+++ Data supplied +++

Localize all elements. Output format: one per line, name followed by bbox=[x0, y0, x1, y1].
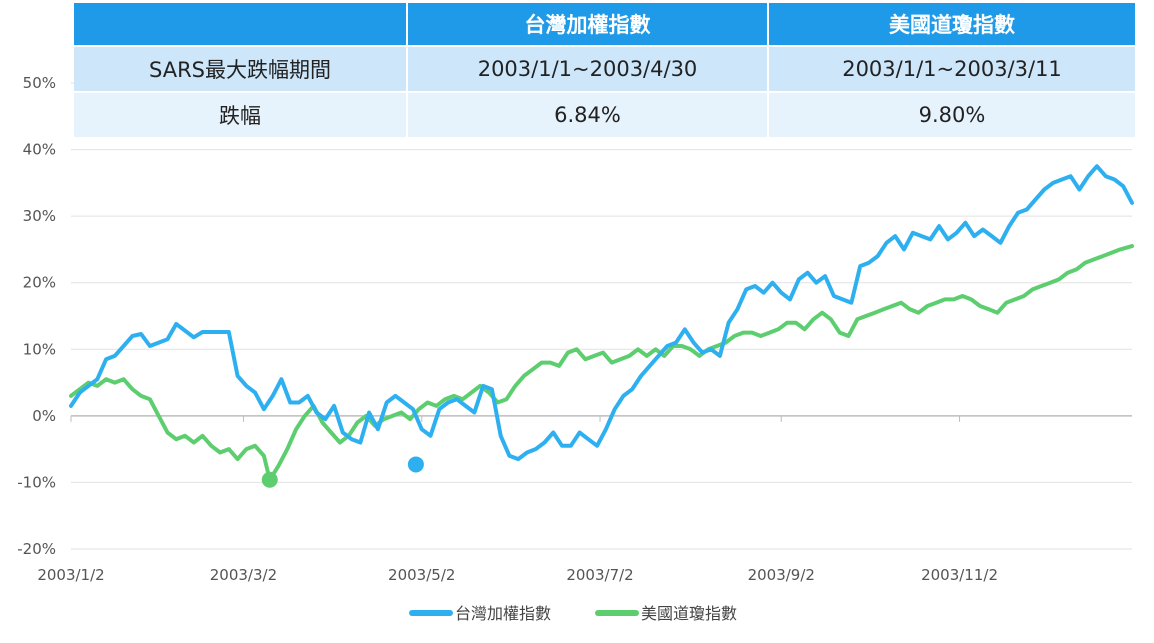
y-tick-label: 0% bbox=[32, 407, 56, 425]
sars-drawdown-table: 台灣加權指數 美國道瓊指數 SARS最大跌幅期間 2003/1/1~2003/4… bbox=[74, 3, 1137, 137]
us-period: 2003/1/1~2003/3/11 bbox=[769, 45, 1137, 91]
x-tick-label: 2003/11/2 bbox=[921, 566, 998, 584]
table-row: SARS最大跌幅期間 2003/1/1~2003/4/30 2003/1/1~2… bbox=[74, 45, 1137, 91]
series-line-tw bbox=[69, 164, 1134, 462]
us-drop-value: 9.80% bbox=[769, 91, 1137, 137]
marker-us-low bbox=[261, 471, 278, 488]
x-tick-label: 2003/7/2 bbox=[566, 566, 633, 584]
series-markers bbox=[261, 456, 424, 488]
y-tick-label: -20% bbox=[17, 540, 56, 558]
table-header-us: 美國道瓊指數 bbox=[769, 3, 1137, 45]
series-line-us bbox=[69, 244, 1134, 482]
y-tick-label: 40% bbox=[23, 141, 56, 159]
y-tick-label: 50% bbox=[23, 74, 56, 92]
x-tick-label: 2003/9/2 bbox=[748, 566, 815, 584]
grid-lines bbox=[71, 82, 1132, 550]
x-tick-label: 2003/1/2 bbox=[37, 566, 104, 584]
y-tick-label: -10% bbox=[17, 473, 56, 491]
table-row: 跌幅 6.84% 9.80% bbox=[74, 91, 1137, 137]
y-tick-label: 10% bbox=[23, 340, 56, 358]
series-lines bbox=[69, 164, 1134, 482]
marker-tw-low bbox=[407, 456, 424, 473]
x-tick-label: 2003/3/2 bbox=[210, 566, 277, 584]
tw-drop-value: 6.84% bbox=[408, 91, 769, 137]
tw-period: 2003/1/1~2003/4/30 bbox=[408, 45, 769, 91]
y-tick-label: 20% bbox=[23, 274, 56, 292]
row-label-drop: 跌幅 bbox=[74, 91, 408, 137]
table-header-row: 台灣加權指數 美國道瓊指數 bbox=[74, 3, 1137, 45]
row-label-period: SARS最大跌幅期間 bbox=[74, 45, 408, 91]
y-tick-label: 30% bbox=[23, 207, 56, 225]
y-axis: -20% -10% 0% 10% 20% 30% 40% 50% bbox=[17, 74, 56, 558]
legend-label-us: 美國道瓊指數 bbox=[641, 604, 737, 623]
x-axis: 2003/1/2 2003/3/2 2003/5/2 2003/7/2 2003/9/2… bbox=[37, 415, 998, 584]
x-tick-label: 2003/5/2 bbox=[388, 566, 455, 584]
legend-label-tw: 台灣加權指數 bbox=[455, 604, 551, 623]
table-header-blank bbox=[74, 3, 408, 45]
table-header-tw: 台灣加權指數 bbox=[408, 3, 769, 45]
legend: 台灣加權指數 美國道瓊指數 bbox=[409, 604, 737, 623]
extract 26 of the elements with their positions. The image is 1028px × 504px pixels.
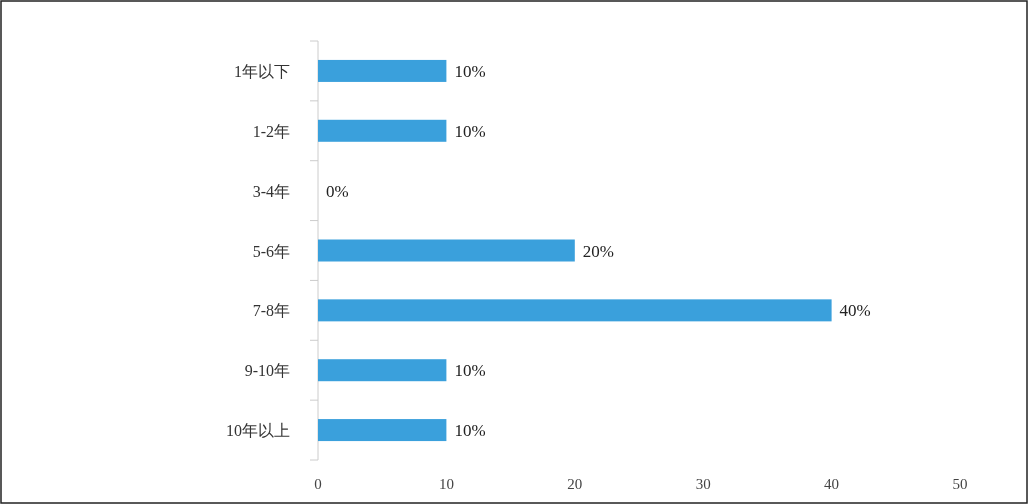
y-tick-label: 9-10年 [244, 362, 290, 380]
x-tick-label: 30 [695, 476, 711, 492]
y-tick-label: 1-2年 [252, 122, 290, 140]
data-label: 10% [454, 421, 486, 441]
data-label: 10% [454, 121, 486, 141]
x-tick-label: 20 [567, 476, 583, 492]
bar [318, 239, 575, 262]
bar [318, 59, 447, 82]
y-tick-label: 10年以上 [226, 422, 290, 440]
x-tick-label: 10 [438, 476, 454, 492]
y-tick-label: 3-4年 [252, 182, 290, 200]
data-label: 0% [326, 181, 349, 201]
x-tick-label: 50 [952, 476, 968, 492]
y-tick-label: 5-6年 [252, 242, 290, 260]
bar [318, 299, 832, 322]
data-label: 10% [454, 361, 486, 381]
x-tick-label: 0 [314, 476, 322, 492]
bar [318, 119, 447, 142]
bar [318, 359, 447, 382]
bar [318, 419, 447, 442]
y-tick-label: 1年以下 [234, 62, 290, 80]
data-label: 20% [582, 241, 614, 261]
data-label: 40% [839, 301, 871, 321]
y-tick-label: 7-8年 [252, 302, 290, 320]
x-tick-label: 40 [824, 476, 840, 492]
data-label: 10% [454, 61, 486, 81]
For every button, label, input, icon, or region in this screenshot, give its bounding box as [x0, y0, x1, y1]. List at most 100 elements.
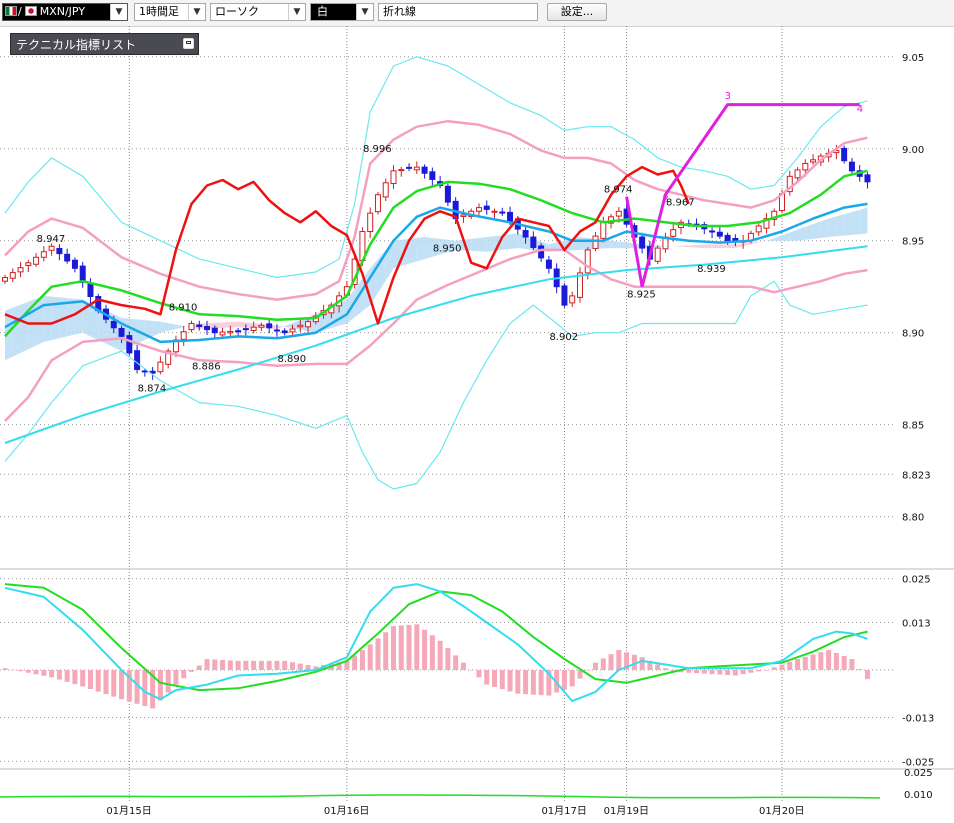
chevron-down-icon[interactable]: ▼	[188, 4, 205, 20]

+++

__The problem__: Print every line of the records above verbatim, leaving out the pictures.

__Exercise answer__:
Localize all elements. Output format: one per line, name followed by bbox=[x0, y0, x1, y1].
y-tick-label: 0% bbox=[32, 407, 56, 425]
sars-drawdown-table: 台灣加權指數 美國道瓊指數 SARS最大跌幅期間 2003/1/1~2003/4… bbox=[74, 3, 1137, 137]
us-period: 2003/1/1~2003/3/11 bbox=[769, 45, 1137, 91]
x-tick-label: 2003/11/2 bbox=[921, 566, 998, 584]
table-row: SARS最大跌幅期間 2003/1/1~2003/4/30 2003/1/1~2… bbox=[74, 45, 1137, 91]
series-line-tw bbox=[69, 164, 1134, 462]
us-drop-value: 9.80% bbox=[769, 91, 1137, 137]
marker-us-low bbox=[261, 471, 278, 488]
x-tick-label: 2003/7/2 bbox=[566, 566, 633, 584]
series-markers bbox=[261, 456, 424, 488]
y-tick-label: -20% bbox=[17, 540, 56, 558]
table-header-us: 美國道瓊指數 bbox=[769, 3, 1137, 45]
series-line-us bbox=[69, 244, 1134, 482]
y-tick-label: 40% bbox=[23, 141, 56, 159]
y-tick-label: 50% bbox=[23, 74, 56, 92]
x-tick-label: 2003/9/2 bbox=[748, 566, 815, 584]
grid-lines bbox=[71, 82, 1132, 550]
x-tick-label: 2003/1/2 bbox=[37, 566, 104, 584]
y-tick-label: -10% bbox=[17, 473, 56, 491]
table-row: 跌幅 6.84% 9.80% bbox=[74, 91, 1137, 137]
y-tick-label: 10% bbox=[23, 340, 56, 358]
series-lines bbox=[69, 164, 1134, 482]
marker-tw-low bbox=[407, 456, 424, 473]
x-tick-label: 2003/3/2 bbox=[210, 566, 277, 584]
tw-drop-value: 6.84% bbox=[408, 91, 769, 137]
tw-period: 2003/1/1~2003/4/30 bbox=[408, 45, 769, 91]
y-tick-label: 20% bbox=[23, 274, 56, 292]
row-label-drop: 跌幅 bbox=[74, 91, 408, 137]
table-header-row: 台灣加權指數 美國道瓊指數 bbox=[74, 3, 1137, 45]
row-label-period: SARS最大跌幅期間 bbox=[74, 45, 408, 91]
y-tick-label: 30% bbox=[23, 207, 56, 225]
y-axis: -20% -10% 0% 10% 20% 30% 40% 50% bbox=[17, 74, 56, 558]
legend-label-us: 美國道瓊指數 bbox=[641, 604, 737, 623]
x-axis: 2003/1/2 2003/3/2 2003/5/2 2003/7/2 2003/9/2… bbox=[37, 415, 998, 584]
x-tick-label: 2003/5/2 bbox=[388, 566, 455, 584]
legend-label-tw: 台灣加權指數 bbox=[455, 604, 551, 623]
table-header-blank bbox=[74, 3, 408, 45]
table-header-tw: 台灣加權指數 bbox=[408, 3, 769, 45]
legend: 台灣加權指數 美國道瓊指數 bbox=[409, 604, 737, 623]
extract 26 of the elements with their positions. The image is 1028px × 504px pixels.
y-tick-label: 9-10年 [244, 362, 290, 380]
x-tick-label: 30 [695, 476, 711, 492]
y-tick-label: 1-2年 [252, 122, 290, 140]
data-label: 10% [454, 421, 486, 441]
data-label: 10% [454, 121, 486, 141]
x-tick-label: 20 [567, 476, 583, 492]
bar [318, 239, 575, 262]
bar [318, 59, 447, 82]
y-tick-label: 10年以上 [226, 422, 290, 440]
x-tick-label: 10 [438, 476, 454, 492]
y-tick-label: 3-4年 [252, 182, 290, 200]
data-label: 0% [326, 181, 349, 201]
x-tick-label: 50 [952, 476, 968, 492]
y-tick-label: 5-6年 [252, 242, 290, 260]
bar [318, 299, 832, 322]
data-label: 10% [454, 361, 486, 381]
x-tick-label: 0 [314, 476, 322, 492]
bar [318, 119, 447, 142]
bar [318, 359, 447, 382]
bar [318, 419, 447, 442]
y-tick-label: 1年以下 [234, 62, 290, 80]
data-label: 20% [582, 241, 614, 261]
data-label: 40% [839, 301, 871, 321]
y-tick-label: 7-8年 [252, 302, 290, 320]
x-tick-label: 40 [824, 476, 840, 492]
data-label: 10% [454, 61, 486, 81]
For every button, label, input, icon, or region in this screenshot, give its bounding box as [x0, y0, x1, y1]. List at most 100 elements.
chevron-down-icon[interactable]: ▼	[188, 4, 205, 20]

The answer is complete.